WRITTEN REQUEST -
Find every line with the word "should". Copy those lines.

— Start GIVEN RECORDS —

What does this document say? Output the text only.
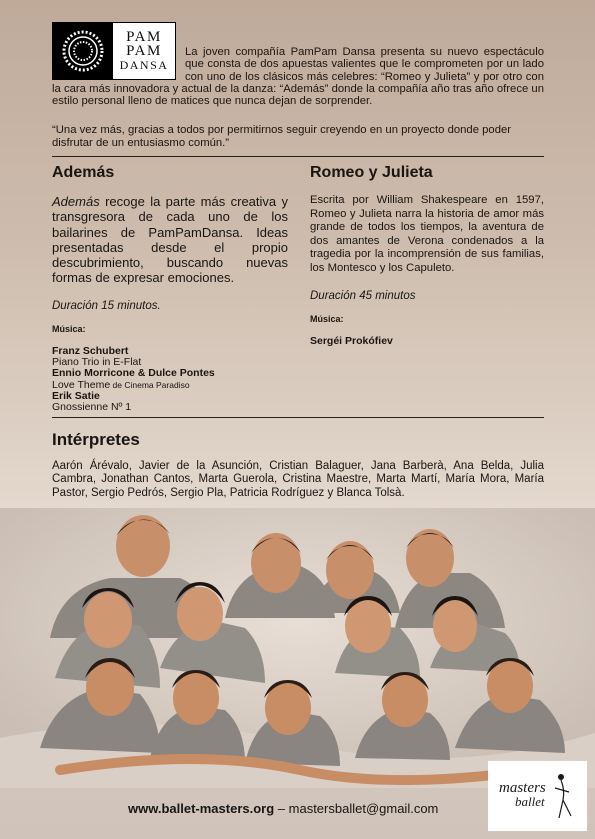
PAM
PAM
DANSA
La joven compañía PamPam Dansa presenta su nuevo espectáculo que consta de dos apuestas valientes que le comprometen por un lado con uno de los clásicos más celebres: “Romeo y Julieta” y por otro con la cara más innovadora y actual de la danza: “Además” donde la compañía año tras año ofrece un estilo personal lleno de matices que nunca dejan de sorprender.
“Una vez más, gracias a todos por permitirnos seguir creyendo en un proyecto donde poder disfrutar de un entusiasmo común.”
Además
Además recoge la parte más creativa y transgresora de cada uno de los bailarines de PamPamDansa. Ideas presentadas desde el propio descubrimiento, buscando nuevas formas de expresar emociones.
Duración 15 minutos.
Música:
Franz Schubert
Piano Trio in E-Flat
Ennio Morricone & Dulce Pontes
Love Theme de Cinema Paradiso
Erik Satie
Gnossienne Nº 1
Romeo y Julieta
Escrita por William Shakespeare en 1597, Romeo y Julieta narra la historia de amor más grande de todos los tiempos, la aventura de dos amantes de Verona condenados a la tragedia por la incomprensión de sus familias, los Montesco y los Capuleto.
Duración 45 minutos
Música:
Sergéi Prokófiev
Intérpretes
Aarón Árévalo, Javier de la Asunción, Cristian Balaguer, Jana Barberà, Ana Belda, Julia Cambra, Jonathan Cantos, Marta Guerola, Cristina Maestre, Marta Martí, María Mora, María Pastor, Sergio Pedrós, Sergio Pla, Patricia Rodríguez y Blanca Tolsà.
www.ballet-masters.org – mastersballet@gmail.com
masters
ballet
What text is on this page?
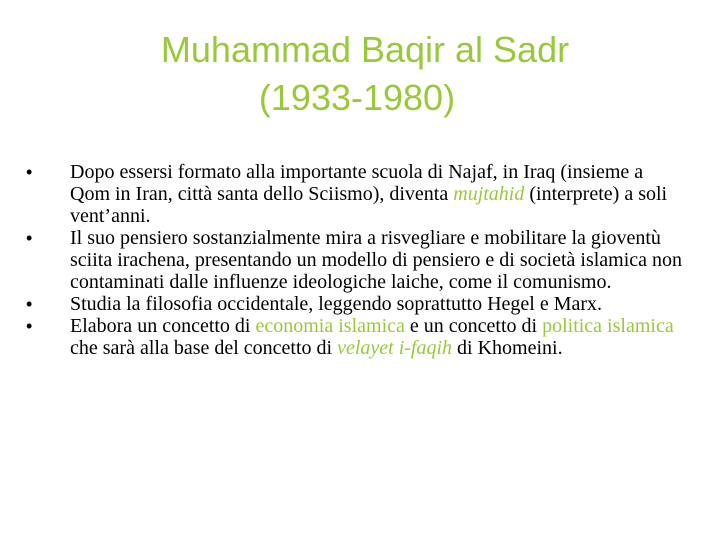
Muhammad Baqir al Sadr
(1933-1980)
•	Dopo essersi formato alla importante scuola di Najaf, in Iraq (insieme a Qom in Iran, città santa dello Sciismo), diventa mujtahid (interprete) a soli vent’anni.
•	Il suo pensiero sostanzialmente mira a risvegliare e mobilitare la gioventù sciita irachena, presentando un modello di pensiero e di società islamica non contaminati dalle influenze ideologiche laiche, come il comunismo.
•	Studia la filosofia occidentale, leggendo soprattutto Hegel e Marx.
•	Elabora un concetto di economia islamica e un concetto di politica islamica che sarà alla base del concetto di velayet i-faqih di Khomeini.
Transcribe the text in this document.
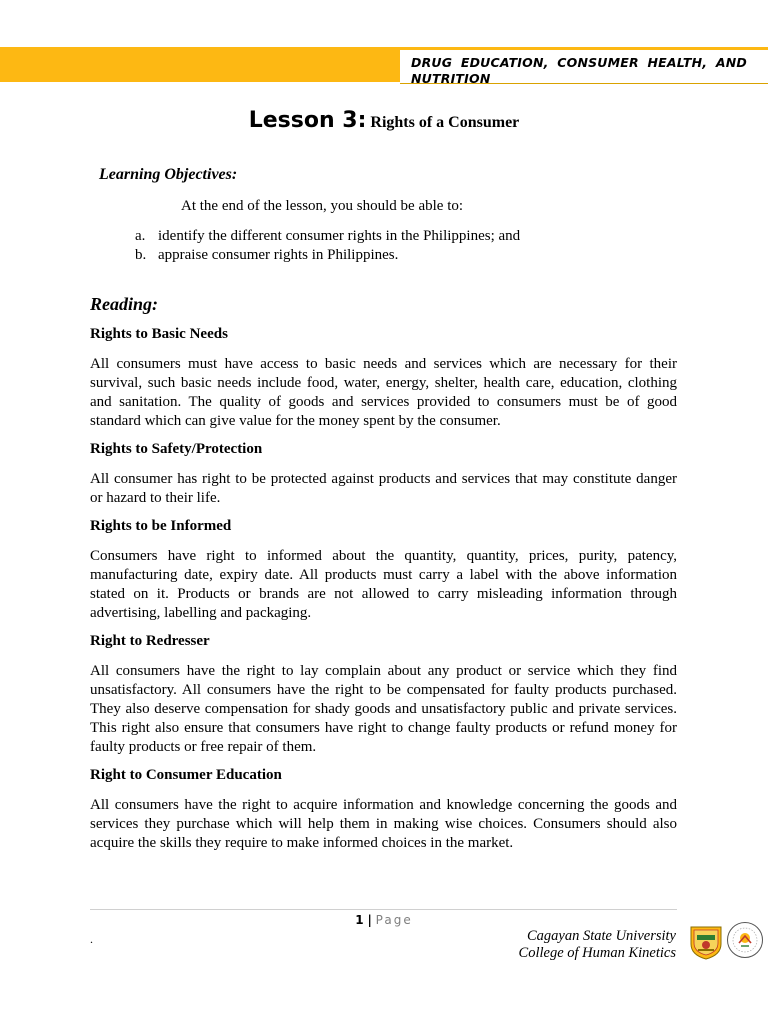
DRUG EDUCATION, CONSUMER HEALTH, AND NUTRITION
Lesson 3: Rights of a Consumer
Learning Objectives:
At the end of the lesson, you should be able to:
a. identify the different consumer rights in the Philippines; and
b. appraise consumer rights in Philippines.
Reading:
Rights to Basic Needs
All consumers must have access to basic needs and services which are necessary for their survival, such basic needs include food, water, energy, shelter, health care, education, clothing and sanitation. The quality of goods and services provided to consumers must be of good standard which can give value for the money spent by the consumer.
Rights to Safety/Protection
All consumer has right to be protected against products and services that may constitute danger or hazard to their life.
Rights to be Informed
Consumers have right to informed about the quantity, quantity, prices, purity, patency, manufacturing date, expiry date. All products must carry a label with the above information stated on it. Products or brands are not allowed to carry misleading information through advertising, labelling and packaging.
Right to Redresser
All consumers have the right to lay complain about any product or service which they find unsatisfactory. All consumers have the right to be compensated for faulty products purchased. They also deserve compensation for shady goods and unsatisfactory public and private services. This right also ensure that consumers have right to change faulty products or refund money for faulty products or free repair of them.
Right to Consumer Education
All consumers have the right to acquire information and knowledge concerning the goods and services they purchase which will help them in making wise choices. Consumers should also acquire the skills they require to make informed choices in the market.
1 | Page
.	Cagayan State University
College of Human Kinetics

— End GIVEN RECORDS —

COMPLETED EXERCISE -
At the end of the lesson, you should be able to:
All consumers have the right to acquire information and knowledge concerning the goods and services they purchase which will help them in making wise choices. Consumers should also acquire the skills they require to make informed choices in the market.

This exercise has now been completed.